◆ **Problem**
Look through the data below. Show each line where the string "them" occurs.

◆ **Records shown**

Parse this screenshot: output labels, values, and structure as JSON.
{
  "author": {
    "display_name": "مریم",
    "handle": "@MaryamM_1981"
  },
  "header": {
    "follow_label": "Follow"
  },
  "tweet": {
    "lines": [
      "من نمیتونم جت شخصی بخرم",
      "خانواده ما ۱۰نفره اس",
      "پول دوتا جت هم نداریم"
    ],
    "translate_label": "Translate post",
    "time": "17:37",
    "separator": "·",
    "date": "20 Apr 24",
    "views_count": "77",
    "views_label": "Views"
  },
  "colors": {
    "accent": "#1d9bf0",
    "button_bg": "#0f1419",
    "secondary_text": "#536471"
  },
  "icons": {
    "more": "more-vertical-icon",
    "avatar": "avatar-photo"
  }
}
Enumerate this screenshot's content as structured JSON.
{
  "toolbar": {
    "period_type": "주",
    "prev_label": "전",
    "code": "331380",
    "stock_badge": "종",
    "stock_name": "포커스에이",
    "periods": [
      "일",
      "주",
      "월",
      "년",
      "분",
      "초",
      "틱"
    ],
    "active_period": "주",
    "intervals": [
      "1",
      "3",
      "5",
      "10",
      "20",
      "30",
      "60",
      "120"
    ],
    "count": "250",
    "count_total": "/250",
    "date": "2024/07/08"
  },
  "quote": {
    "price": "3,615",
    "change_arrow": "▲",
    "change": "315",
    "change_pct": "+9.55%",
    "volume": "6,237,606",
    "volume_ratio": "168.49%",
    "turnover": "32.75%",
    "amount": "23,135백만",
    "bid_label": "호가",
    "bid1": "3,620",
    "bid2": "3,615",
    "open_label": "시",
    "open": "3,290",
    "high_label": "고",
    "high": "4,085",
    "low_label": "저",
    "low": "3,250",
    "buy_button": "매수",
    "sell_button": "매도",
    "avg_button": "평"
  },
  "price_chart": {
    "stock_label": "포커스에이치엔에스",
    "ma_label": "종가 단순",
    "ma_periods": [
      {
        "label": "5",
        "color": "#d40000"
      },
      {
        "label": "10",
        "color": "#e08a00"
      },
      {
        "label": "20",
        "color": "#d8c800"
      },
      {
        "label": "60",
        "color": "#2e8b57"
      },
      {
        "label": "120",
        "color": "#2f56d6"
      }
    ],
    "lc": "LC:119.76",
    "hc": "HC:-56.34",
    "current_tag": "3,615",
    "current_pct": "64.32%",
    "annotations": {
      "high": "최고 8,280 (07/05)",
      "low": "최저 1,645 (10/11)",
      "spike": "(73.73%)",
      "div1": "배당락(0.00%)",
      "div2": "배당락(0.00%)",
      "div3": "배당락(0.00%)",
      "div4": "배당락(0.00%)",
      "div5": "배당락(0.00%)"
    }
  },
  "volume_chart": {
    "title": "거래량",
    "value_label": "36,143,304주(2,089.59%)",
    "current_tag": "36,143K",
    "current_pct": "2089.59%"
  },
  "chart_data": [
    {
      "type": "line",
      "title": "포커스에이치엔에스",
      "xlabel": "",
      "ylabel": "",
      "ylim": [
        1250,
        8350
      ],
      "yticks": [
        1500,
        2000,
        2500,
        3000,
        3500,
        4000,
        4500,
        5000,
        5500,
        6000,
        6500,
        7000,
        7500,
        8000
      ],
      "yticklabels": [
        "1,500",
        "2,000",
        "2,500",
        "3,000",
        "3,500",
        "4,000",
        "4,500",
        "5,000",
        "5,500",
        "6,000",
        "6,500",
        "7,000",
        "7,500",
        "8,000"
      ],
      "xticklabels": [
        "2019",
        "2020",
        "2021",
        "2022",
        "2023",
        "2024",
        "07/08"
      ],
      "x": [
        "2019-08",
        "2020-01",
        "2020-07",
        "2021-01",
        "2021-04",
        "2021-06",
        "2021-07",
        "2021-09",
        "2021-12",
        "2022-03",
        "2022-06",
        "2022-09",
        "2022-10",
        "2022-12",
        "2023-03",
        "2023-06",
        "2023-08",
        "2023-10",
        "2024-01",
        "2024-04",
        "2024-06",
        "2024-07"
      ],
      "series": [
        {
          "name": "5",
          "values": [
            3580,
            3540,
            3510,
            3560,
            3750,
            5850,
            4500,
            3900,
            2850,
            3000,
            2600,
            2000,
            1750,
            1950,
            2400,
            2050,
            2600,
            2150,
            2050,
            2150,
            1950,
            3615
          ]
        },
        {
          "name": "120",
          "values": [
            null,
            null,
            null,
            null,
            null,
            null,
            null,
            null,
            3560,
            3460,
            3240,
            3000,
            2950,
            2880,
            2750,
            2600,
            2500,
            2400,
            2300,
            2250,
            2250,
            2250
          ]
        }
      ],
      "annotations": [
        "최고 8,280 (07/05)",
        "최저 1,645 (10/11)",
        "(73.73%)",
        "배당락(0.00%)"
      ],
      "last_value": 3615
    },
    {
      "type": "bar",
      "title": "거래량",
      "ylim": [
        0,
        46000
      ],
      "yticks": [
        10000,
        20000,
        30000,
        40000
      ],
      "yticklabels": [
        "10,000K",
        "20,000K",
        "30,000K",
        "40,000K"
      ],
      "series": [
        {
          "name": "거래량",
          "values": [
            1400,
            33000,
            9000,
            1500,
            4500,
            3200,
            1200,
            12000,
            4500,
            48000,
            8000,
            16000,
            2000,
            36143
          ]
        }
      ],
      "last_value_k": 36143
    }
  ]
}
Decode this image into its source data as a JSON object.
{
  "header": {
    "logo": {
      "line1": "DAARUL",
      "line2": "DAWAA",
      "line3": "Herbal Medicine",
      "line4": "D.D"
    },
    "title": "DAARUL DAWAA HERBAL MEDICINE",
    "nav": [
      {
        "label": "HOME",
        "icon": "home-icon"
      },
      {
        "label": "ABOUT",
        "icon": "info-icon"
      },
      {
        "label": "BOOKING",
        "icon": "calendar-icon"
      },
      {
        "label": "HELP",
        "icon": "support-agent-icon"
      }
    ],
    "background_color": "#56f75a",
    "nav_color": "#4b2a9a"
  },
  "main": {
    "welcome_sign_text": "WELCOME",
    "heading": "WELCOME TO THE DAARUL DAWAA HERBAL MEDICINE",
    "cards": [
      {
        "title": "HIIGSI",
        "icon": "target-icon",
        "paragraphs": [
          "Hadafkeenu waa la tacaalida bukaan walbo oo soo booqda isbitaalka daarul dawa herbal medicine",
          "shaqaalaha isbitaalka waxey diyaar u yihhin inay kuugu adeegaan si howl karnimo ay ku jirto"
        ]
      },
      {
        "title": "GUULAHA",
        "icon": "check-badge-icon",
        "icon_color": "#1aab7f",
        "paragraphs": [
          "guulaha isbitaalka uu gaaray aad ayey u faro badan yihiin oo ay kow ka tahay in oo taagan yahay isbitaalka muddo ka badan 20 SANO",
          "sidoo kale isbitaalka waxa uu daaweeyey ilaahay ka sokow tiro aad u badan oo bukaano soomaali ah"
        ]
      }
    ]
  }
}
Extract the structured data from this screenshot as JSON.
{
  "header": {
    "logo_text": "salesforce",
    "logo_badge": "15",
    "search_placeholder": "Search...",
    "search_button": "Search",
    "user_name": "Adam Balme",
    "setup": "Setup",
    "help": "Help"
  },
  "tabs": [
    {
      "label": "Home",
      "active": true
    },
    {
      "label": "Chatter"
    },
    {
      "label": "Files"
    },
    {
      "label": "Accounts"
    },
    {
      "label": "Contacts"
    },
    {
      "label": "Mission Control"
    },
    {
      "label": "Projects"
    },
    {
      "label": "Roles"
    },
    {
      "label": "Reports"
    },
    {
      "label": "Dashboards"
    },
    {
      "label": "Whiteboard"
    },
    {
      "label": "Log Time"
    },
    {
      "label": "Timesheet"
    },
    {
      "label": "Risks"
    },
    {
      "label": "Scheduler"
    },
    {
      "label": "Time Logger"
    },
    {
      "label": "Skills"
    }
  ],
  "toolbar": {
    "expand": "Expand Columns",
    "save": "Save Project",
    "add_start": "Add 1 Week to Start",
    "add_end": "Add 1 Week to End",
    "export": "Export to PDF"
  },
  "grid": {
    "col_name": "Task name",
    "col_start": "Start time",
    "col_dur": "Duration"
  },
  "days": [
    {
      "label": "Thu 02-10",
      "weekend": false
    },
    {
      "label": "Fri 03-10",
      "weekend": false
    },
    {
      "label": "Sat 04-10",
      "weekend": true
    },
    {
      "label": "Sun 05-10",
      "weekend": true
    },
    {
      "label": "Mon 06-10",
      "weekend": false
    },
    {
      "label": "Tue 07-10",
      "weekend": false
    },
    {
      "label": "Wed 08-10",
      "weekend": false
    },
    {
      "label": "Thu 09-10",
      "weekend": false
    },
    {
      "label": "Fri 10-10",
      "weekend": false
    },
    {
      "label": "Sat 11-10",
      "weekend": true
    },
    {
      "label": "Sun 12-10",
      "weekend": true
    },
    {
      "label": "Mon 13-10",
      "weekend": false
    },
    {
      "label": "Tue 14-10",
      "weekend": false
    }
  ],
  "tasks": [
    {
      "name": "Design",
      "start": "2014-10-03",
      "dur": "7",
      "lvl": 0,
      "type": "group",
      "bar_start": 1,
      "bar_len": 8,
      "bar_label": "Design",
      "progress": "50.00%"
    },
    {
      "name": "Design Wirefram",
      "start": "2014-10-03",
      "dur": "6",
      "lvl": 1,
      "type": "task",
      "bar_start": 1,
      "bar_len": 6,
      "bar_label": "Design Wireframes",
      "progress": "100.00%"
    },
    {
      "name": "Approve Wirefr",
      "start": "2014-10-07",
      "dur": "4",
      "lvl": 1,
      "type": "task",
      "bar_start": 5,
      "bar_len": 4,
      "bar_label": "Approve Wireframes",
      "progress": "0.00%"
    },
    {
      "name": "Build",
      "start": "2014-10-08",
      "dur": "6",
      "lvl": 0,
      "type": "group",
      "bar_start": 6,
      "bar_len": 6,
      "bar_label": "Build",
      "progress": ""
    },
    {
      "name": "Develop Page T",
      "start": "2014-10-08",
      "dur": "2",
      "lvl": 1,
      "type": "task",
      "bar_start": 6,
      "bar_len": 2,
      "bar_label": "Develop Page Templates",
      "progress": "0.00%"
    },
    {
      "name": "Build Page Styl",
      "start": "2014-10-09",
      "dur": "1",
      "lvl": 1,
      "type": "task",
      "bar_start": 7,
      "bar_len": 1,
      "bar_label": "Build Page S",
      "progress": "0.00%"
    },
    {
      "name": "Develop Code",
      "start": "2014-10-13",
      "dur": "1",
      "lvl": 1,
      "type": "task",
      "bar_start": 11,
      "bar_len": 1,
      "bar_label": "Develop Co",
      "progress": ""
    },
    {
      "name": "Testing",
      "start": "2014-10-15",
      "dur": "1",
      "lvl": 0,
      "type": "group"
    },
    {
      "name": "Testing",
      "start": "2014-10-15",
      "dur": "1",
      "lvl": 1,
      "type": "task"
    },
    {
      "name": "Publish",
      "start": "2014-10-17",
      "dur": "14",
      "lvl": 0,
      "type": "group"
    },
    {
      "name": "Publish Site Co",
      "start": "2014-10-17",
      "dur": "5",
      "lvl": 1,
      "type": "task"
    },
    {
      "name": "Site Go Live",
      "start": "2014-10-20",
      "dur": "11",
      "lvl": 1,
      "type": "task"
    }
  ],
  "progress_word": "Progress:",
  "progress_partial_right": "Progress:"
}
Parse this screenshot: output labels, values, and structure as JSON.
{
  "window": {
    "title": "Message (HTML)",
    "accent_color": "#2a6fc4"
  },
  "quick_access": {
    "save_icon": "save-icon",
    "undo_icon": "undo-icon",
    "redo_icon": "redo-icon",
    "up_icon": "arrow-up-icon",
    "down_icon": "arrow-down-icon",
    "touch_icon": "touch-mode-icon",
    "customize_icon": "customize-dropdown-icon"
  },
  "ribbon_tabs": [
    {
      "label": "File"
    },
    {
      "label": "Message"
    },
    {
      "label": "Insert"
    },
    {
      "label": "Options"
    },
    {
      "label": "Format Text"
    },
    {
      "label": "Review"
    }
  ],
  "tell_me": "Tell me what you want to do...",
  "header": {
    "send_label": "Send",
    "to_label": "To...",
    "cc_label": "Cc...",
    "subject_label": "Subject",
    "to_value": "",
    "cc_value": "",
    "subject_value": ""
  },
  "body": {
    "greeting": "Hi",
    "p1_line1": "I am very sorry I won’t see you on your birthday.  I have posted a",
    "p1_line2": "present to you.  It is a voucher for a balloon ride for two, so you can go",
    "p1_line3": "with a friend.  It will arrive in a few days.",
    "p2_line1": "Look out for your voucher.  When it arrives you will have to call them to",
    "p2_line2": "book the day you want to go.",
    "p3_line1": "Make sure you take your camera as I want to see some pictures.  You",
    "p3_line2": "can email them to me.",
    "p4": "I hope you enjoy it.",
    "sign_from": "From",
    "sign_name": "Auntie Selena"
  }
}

◆ **Response to this task**
    "p2_line1": "Look out for your voucher.  When it arrives you will have to call them to",
    "p3_line2": "can email them to me.",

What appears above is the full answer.